Short task: The exercise asks you to copy every line below in which "icon" appears.

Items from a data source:
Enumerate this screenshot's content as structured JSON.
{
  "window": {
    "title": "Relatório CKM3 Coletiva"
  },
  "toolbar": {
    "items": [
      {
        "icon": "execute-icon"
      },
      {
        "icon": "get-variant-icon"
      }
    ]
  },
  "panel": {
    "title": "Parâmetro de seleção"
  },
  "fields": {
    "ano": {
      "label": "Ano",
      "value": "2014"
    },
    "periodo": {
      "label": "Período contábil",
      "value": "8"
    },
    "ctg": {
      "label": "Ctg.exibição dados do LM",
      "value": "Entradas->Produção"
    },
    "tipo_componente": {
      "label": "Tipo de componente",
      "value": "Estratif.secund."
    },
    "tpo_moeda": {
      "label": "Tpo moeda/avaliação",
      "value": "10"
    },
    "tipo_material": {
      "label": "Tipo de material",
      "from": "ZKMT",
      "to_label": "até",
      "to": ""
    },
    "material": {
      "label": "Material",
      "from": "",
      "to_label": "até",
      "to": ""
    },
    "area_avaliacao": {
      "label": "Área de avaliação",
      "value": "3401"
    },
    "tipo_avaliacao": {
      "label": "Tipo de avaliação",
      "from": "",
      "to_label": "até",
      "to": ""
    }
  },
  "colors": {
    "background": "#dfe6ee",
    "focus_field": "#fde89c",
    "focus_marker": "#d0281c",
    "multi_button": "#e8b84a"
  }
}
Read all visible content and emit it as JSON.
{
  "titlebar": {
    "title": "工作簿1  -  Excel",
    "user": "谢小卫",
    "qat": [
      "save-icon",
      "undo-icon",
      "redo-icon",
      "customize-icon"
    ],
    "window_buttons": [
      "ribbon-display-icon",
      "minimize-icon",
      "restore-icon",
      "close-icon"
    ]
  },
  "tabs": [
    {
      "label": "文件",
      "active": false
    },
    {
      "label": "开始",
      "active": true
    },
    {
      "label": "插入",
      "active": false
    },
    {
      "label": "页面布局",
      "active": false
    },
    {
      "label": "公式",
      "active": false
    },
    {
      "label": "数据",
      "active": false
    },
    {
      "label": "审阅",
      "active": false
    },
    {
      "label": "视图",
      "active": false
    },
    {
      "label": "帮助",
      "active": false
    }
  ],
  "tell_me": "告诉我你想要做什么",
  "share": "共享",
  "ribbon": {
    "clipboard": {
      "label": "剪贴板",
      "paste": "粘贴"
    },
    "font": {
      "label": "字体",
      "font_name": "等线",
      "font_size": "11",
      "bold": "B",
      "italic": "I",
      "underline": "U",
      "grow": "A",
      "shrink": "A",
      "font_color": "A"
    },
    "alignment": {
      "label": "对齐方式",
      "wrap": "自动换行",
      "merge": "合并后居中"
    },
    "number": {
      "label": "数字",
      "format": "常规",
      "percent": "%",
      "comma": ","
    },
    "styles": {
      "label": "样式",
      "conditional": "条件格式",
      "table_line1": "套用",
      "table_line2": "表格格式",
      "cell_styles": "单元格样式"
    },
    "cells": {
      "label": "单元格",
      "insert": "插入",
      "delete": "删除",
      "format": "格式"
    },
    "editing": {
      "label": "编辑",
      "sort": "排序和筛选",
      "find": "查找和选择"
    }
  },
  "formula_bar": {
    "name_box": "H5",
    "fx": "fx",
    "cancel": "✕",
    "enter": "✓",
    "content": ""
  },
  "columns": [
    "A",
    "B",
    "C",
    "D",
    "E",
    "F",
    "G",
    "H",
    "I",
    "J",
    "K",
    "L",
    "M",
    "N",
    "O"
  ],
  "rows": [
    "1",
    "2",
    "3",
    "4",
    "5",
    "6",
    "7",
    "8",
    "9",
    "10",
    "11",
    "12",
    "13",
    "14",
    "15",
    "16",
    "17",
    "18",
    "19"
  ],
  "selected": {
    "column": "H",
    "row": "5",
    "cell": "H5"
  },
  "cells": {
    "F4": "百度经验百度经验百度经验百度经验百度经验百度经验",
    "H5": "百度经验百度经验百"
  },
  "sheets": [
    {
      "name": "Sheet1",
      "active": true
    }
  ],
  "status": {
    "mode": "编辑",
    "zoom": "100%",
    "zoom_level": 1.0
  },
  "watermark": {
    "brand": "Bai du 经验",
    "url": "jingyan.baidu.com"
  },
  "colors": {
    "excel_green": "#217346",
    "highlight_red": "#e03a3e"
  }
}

The reply:
        "icon": "execute-icon"
        "icon": "get-variant-icon"
      "save-icon",
      "undo-icon",
      "redo-icon",
      "customize-icon"
      "ribbon-display-icon",
      "minimize-icon",
      "restore-icon",
      "close-icon"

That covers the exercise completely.